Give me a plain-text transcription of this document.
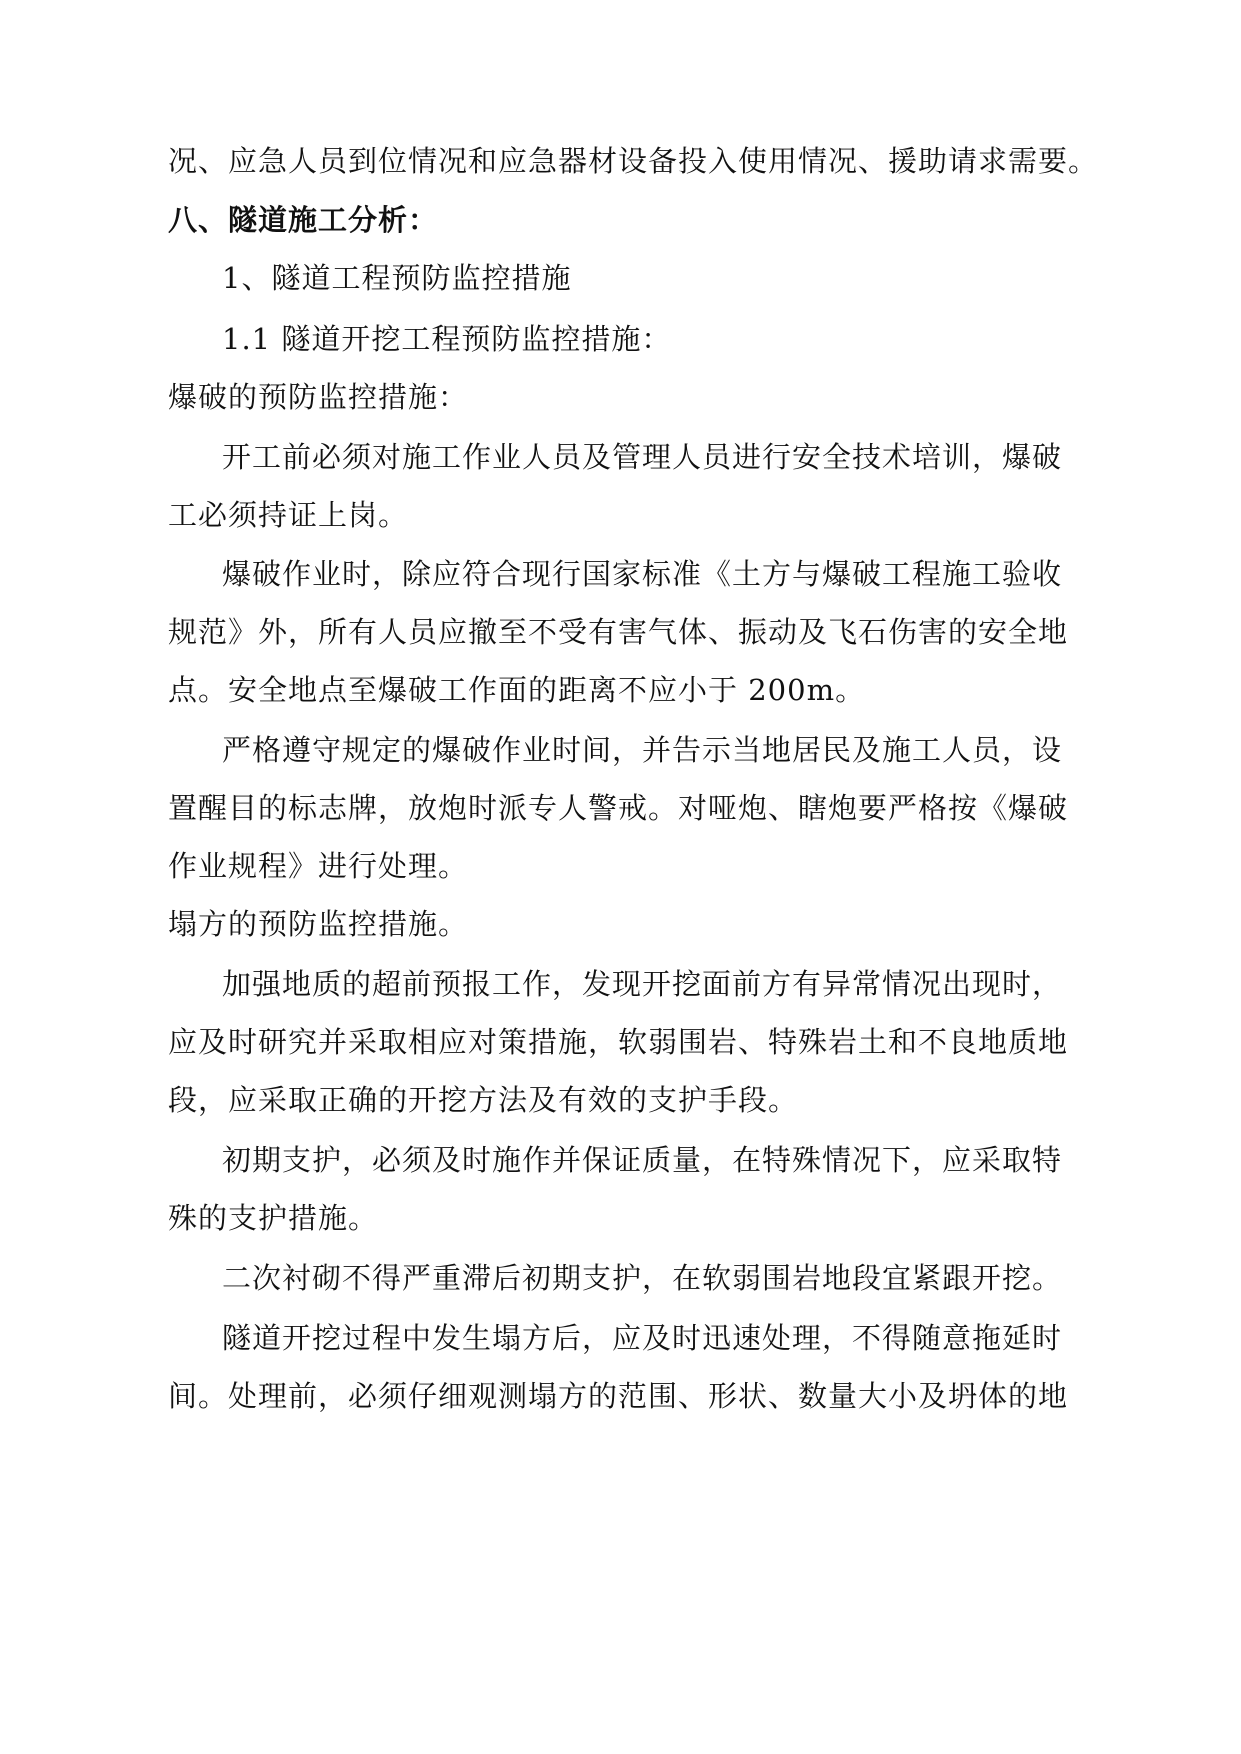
况、应急人员到位情况和应急器材设备投入使用情况、援助请求需要。
八、隧道施工分析：
1、隧道工程预防监控措施
1.1 隧道开挖工程预防监控措施：
爆破的预防监控措施：
开工前必须对施工作业人员及管理人员进行安全技术培训，爆破
工必须持证上岗。
爆破作业时，除应符合现行国家标准《土方与爆破工程施工验收
规范》外，所有人员应撤至不受有害气体、振动及飞石伤害的安全地
点。安全地点至爆破工作面的距离不应小于 200m。
严格遵守规定的爆破作业时间，并告示当地居民及施工人员，设
置醒目的标志牌，放炮时派专人警戒。对哑炮、瞎炮要严格按《爆破
作业规程》进行处理。
塌方的预防监控措施。
加强地质的超前预报工作，发现开挖面前方有异常情况出现时，
应及时研究并采取相应对策措施，软弱围岩、特殊岩土和不良地质地
段，应采取正确的开挖方法及有效的支护手段。
初期支护，必须及时施作并保证质量，在特殊情况下，应采取特
殊的支护措施。
二次衬砌不得严重滞后初期支护，在软弱围岩地段宜紧跟开挖。
隧道开挖过程中发生塌方后，应及时迅速处理，不得随意拖延时
间。处理前，必须仔细观测塌方的范围、形状、数量大小及坍体的地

WORK INSTRUCTIONS:
Your task is to copy the entries in full and exactly, without any images.

RESULT OF THIS TASK:
Give me a plain-text transcription of this document.
况、应急人员到位情况和应急器材设备投入使用情况、援助请求需要。
八、隧道施工分析：
1、隧道工程预防监控措施
1.1 隧道开挖工程预防监控措施：
爆破的预防监控措施：
开工前必须对施工作业人员及管理人员进行安全技术培训，爆破
工必须持证上岗。
爆破作业时，除应符合现行国家标准《土方与爆破工程施工验收
规范》外，所有人员应撤至不受有害气体、振动及飞石伤害的安全地
点。安全地点至爆破工作面的距离不应小于 200m。
严格遵守规定的爆破作业时间，并告示当地居民及施工人员，设
置醒目的标志牌，放炮时派专人警戒。对哑炮、瞎炮要严格按《爆破
作业规程》进行处理。
塌方的预防监控措施。
加强地质的超前预报工作，发现开挖面前方有异常情况出现时，
应及时研究并采取相应对策措施，软弱围岩、特殊岩土和不良地质地
段，应采取正确的开挖方法及有效的支护手段。
初期支护，必须及时施作并保证质量，在特殊情况下，应采取特
殊的支护措施。
二次衬砌不得严重滞后初期支护，在软弱围岩地段宜紧跟开挖。
隧道开挖过程中发生塌方后，应及时迅速处理，不得随意拖延时
间。处理前，必须仔细观测塌方的范围、形状、数量大小及坍体的地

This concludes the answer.